## THE INPUT
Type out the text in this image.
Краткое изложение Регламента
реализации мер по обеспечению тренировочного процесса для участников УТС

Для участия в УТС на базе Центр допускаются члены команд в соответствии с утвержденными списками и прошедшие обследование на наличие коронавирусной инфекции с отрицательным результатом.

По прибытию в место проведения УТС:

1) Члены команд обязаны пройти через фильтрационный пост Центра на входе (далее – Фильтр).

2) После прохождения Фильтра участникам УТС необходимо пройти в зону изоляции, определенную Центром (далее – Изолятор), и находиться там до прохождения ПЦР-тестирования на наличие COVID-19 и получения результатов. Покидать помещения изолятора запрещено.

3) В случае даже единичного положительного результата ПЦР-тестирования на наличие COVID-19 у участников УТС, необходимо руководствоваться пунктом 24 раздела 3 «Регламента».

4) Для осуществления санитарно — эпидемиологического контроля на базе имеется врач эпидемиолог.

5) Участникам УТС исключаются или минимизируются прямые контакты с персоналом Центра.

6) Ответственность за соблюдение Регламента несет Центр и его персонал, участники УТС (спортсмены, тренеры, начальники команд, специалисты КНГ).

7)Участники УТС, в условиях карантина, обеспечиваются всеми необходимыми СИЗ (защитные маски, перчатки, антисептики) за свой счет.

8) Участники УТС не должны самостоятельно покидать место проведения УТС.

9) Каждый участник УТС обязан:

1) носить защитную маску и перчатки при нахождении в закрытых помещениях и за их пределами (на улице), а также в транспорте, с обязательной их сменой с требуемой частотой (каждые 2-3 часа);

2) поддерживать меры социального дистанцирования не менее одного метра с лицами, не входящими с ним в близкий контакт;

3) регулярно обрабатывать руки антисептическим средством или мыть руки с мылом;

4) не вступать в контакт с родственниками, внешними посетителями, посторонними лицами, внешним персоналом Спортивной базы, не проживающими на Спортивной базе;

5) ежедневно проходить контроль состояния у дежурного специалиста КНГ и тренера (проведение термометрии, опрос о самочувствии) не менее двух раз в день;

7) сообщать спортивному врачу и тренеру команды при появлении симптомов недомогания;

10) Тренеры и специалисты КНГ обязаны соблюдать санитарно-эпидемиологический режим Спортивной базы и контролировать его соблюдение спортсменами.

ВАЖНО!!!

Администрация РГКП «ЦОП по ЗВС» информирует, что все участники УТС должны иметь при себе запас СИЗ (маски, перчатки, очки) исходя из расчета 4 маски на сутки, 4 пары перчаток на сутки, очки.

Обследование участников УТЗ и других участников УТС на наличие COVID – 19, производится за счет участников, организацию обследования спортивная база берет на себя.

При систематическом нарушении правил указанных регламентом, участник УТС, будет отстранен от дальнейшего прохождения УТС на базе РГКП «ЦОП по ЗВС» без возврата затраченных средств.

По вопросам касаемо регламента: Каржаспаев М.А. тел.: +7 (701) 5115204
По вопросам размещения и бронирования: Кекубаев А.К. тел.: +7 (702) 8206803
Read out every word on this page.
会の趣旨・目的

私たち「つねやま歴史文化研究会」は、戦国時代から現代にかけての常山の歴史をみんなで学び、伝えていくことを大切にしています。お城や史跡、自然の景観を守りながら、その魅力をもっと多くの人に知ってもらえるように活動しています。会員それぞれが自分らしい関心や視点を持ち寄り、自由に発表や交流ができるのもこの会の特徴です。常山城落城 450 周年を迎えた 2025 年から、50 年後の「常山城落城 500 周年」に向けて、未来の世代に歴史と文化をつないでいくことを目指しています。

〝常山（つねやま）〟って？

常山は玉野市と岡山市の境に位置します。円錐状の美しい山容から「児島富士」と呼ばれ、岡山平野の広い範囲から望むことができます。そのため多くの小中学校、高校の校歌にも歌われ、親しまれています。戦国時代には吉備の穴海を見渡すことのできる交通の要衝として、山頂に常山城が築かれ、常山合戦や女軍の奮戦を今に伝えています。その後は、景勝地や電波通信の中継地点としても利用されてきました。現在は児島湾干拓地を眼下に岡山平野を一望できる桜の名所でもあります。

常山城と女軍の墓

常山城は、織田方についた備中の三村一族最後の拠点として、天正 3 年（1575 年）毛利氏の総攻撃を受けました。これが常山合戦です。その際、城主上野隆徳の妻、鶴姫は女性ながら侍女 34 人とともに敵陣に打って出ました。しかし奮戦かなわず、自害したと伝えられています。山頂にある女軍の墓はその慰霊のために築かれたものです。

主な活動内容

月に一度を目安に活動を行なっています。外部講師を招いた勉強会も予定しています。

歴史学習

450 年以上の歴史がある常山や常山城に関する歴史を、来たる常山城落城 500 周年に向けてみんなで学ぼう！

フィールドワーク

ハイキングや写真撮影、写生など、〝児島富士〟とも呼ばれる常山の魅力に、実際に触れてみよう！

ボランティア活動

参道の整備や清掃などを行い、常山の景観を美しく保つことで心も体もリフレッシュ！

## PROBLEM
Return each entry from the material above exactly as it appears.

## REPLY TO THE TASK
Type out the text in this image.
Краткое изложение Регламента
реализации мер по обеспечению тренировочного процесса для участников УТС

Для участия в УТС на базе Центр допускаются члены команд в соответствии с утвержденными списками и прошедшие обследование на наличие коронавирусной инфекции с отрицательным результатом.

По прибытию в место проведения УТС:

1) Члены команд обязаны пройти через фильтрационный пост Центра на входе (далее – Фильтр).

2) После прохождения Фильтра участникам УТС необходимо пройти в зону изоляции, определенную Центром (далее – Изолятор), и находиться там до прохождения ПЦР-тестирования на наличие COVID-19 и получения результатов. Покидать помещения изолятора запрещено.

3) В случае даже единичного положительного результата ПЦР-тестирования на наличие COVID-19 у участников УТС, необходимо руководствоваться пунктом 24 раздела 3 «Регламента».

4) Для осуществления санитарно — эпидемиологического контроля на базе имеется врач эпидемиолог.

5) Участникам УТС исключаются или минимизируются прямые контакты с персоналом Центра.

6) Ответственность за соблюдение Регламента несет Центр и его персонал, участники УТС (спортсмены, тренеры, начальники команд, специалисты КНГ).

7)Участники УТС, в условиях карантина, обеспечиваются всеми необходимыми СИЗ (защитные маски, перчатки, антисептики) за свой счет.

8) Участники УТС не должны самостоятельно покидать место проведения УТС.

9) Каждый участник УТС обязан:

1) носить защитную маску и перчатки при нахождении в закрытых помещениях и за их пределами (на улице), а также в транспорте, с обязательной их сменой с требуемой частотой (каждые 2-3 часа);

2) поддерживать меры социального дистанцирования не менее одного метра с лицами, не входящими с ним в близкий контакт;

3) регулярно обрабатывать руки антисептическим средством или мыть руки с мылом;

4) не вступать в контакт с родственниками, внешними посетителями, посторонними лицами, внешним персоналом Спортивной базы, не проживающими на Спортивной базе;

5) ежедневно проходить контроль состояния у дежурного специалиста КНГ и тренера (проведение термометрии, опрос о самочувствии) не менее двух раз в день;

7) сообщать спортивному врачу и тренеру команды при появлении симптомов недомогания;

10) Тренеры и специалисты КНГ обязаны соблюдать санитарно-эпидемиологический режим Спортивной базы и контролировать его соблюдение спортсменами.

ВАЖНО!!!

Администрация РГКП «ЦОП по ЗВС» информирует, что все участники УТС должны иметь при себе запас СИЗ (маски, перчатки, очки) исходя из расчета 4 маски на сутки, 4 пары перчаток на сутки, очки.

Обследование участников УТЗ и других участников УТС на наличие COVID – 19, производится за счет участников, организацию обследования спортивная база берет на себя.

При систематическом нарушении правил указанных регламентом, участник УТС, будет отстранен от дальнейшего прохождения УТС на базе РГКП «ЦОП по ЗВС» без возврата затраченных средств.

По вопросам касаемо регламента: Каржаспаев М.А. тел.: +7 (701) 5115204
По вопросам размещения и бронирования: Кекубаев А.К. тел.: +7 (702) 8206803
Read out every word on this page.
会の趣旨・目的

私たち「つねやま歴史文化研究会」は、戦国時代から現代にかけての常山の歴史をみんなで学び、伝えていくことを大切にしています。お城や史跡、自然の景観を守りながら、その魅力をもっと多くの人に知ってもらえるように活動しています。会員それぞれが自分らしい関心や視点を持ち寄り、自由に発表や交流ができるのもこの会の特徴です。常山城落城 450 周年を迎えた 2025 年から、50 年後の「常山城落城 500 周年」に向けて、未来の世代に歴史と文化をつないでいくことを目指しています。

〝常山（つねやま）〟って？

常山は玉野市と岡山市の境に位置します。円錐状の美しい山容から「児島富士」と呼ばれ、岡山平野の広い範囲から望むことができます。そのため多くの小中学校、高校の校歌にも歌われ、親しまれています。戦国時代には吉備の穴海を見渡すことのできる交通の要衝として、山頂に常山城が築かれ、常山合戦や女軍の奮戦を今に伝えています。その後は、景勝地や電波通信の中継地点としても利用されてきました。現在は児島湾干拓地を眼下に岡山平野を一望できる桜の名所でもあります。

常山城と女軍の墓

常山城は、織田方についた備中の三村一族最後の拠点として、天正 3 年（1575 年）毛利氏の総攻撃を受けました。これが常山合戦です。その際、城主上野隆徳の妻、鶴姫は女性ながら侍女 34 人とともに敵陣に打って出ました。しかし奮戦かなわず、自害したと伝えられています。山頂にある女軍の墓はその慰霊のために築かれたものです。

主な活動内容

月に一度を目安に活動を行なっています。外部講師を招いた勉強会も予定しています。

歴史学習

450 年以上の歴史がある常山や常山城に関する歴史を、来たる常山城落城 500 周年に向けてみんなで学ぼう！

フィールドワーク

ハイキングや写真撮影、写生など、〝児島富士〟とも呼ばれる常山の魅力に、実際に触れてみよう！

ボランティア活動

参道の整備や清掃などを行い、常山の景観を美しく保つことで心も体もリフレッシュ！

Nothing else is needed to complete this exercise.